__Problem__
From the data that follows, copy every line holding the string "предохранителей".

__Source records__
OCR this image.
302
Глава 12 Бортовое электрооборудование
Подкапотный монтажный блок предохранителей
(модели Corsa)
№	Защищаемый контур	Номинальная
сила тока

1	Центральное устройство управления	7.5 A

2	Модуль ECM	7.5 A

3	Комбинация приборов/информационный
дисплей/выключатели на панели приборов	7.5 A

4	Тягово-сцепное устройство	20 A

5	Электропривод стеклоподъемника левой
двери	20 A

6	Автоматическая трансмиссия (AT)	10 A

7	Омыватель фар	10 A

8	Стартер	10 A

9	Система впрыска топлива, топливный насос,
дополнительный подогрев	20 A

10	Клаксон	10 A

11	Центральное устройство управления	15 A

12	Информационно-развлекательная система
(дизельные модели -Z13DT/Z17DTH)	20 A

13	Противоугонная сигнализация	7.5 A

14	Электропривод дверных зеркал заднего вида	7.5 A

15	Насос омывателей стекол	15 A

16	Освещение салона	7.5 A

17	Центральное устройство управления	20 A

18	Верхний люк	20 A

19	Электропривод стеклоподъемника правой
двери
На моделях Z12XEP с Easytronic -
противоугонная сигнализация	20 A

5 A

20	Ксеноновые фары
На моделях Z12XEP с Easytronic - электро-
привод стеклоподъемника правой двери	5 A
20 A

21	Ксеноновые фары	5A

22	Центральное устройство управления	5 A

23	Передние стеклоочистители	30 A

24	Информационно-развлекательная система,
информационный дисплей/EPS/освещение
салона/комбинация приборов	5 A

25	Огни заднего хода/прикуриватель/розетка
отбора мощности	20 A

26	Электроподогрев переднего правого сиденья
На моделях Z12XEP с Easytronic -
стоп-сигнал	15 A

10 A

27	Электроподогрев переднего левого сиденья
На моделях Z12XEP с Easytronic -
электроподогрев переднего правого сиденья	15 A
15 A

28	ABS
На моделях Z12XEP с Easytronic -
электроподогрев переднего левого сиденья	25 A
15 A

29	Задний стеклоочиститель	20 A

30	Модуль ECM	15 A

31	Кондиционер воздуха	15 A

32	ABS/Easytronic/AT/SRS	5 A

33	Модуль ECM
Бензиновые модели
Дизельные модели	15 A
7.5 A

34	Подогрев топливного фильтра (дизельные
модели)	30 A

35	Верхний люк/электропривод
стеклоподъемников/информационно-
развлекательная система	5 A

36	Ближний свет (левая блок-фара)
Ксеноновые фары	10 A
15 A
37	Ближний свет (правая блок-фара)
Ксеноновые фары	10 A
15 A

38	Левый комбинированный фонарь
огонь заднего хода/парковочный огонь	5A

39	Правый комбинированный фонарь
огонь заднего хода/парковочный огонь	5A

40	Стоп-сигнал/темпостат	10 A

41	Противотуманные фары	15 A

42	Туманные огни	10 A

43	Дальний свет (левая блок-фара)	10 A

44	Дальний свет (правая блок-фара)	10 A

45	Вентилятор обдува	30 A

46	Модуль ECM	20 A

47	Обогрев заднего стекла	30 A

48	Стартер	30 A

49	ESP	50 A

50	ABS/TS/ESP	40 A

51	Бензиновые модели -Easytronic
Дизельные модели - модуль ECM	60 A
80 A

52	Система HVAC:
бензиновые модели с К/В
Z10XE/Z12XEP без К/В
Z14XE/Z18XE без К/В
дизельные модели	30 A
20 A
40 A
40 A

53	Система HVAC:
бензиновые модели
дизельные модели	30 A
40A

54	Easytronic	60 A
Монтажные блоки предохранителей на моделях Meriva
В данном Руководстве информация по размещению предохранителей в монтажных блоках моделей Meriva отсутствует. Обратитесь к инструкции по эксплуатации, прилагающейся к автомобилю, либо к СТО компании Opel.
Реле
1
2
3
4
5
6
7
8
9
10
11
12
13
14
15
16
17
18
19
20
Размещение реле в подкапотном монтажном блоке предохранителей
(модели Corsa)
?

__Output__
Подкапотный монтажный блок предохранителей
Монтажные блоки предохранителей на моделях Meriva
В данном Руководстве информация по размещению предохранителей в монтажных блоках моделей Meriva отсутствует. Обратитесь к инструкции по эксплуатации, прилагающейся к автомобилю, либо к СТО компании Opel.
Размещение реле в подкапотном монтажном блоке предохранителей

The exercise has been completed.